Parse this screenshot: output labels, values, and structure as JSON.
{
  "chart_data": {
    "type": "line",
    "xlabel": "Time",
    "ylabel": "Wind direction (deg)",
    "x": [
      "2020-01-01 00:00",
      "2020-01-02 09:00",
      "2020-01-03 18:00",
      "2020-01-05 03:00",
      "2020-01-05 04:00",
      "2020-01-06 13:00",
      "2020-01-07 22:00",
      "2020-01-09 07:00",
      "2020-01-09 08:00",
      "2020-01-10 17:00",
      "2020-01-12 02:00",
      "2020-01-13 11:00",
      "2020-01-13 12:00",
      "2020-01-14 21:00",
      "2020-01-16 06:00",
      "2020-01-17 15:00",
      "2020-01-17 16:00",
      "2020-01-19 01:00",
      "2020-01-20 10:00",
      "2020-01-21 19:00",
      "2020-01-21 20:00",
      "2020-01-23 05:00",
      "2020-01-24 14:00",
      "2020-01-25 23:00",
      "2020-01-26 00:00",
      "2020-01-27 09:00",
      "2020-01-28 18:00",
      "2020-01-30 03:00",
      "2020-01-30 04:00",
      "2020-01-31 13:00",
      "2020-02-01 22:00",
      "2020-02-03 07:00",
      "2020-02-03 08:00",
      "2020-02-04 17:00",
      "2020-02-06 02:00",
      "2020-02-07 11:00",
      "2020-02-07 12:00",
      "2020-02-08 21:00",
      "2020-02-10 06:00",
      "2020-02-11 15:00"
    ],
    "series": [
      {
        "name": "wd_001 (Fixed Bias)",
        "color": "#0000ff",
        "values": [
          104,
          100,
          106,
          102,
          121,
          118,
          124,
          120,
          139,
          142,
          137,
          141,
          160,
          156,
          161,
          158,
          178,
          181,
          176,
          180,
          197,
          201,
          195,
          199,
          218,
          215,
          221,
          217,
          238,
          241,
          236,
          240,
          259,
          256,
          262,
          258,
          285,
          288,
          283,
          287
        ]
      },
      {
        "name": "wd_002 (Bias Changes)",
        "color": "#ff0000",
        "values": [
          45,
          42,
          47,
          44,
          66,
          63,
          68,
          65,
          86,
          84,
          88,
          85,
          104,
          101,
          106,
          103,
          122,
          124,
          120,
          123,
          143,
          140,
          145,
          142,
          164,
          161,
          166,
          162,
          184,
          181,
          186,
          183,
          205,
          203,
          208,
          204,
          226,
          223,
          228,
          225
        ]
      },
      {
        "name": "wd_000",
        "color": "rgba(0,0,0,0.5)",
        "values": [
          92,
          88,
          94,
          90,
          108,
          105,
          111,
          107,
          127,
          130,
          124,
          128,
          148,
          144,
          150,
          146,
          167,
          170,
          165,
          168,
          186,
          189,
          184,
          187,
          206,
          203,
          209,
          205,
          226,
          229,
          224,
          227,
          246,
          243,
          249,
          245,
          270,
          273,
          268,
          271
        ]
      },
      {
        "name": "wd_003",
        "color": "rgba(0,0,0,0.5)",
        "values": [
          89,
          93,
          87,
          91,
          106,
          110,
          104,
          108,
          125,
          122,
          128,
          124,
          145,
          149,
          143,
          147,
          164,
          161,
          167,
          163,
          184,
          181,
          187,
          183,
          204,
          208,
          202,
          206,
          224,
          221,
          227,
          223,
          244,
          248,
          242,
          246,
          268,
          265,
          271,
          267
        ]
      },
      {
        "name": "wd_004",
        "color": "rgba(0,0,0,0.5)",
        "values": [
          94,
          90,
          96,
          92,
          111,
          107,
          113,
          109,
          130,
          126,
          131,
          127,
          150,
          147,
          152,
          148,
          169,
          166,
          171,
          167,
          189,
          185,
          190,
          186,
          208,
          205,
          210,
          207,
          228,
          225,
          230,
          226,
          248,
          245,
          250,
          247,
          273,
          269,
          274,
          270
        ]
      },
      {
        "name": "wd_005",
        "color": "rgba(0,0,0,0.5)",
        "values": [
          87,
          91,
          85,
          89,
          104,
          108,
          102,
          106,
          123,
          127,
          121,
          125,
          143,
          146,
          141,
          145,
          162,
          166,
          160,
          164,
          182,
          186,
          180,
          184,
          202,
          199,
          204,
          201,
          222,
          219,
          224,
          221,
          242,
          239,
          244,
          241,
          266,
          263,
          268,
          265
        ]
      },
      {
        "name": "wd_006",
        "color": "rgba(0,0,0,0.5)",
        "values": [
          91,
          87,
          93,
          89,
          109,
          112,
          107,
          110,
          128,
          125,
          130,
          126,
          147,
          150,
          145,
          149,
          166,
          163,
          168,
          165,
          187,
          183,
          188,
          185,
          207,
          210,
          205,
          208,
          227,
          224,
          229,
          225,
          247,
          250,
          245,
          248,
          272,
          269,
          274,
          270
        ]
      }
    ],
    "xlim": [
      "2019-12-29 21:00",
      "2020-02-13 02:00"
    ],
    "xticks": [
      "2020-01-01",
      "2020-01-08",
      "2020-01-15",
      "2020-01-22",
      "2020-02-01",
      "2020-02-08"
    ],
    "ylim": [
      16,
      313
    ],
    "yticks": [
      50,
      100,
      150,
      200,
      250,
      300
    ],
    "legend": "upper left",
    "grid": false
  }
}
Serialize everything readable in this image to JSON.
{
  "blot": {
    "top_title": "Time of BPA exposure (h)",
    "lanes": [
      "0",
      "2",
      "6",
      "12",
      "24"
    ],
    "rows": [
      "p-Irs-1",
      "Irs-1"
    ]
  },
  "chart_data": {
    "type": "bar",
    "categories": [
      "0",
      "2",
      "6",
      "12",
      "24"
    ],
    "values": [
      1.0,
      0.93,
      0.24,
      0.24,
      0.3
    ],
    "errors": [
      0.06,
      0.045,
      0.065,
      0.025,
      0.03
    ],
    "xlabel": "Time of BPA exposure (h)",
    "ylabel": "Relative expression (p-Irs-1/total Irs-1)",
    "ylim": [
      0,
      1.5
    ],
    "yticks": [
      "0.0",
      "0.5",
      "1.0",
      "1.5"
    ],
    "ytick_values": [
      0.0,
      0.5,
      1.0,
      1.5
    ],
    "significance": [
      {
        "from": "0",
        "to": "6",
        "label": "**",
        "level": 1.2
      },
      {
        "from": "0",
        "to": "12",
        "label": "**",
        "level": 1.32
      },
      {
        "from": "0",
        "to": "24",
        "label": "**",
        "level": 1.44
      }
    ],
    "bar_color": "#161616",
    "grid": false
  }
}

※ ※ ※

→ SET PROBLEM
Only lines holding the string "this" are wanted; gather each one from the entries above.

→ FINISHED TASK
Parse this screenshot: output labels, values, and structure as JSON.
Serialize everything readable in this image to JSON.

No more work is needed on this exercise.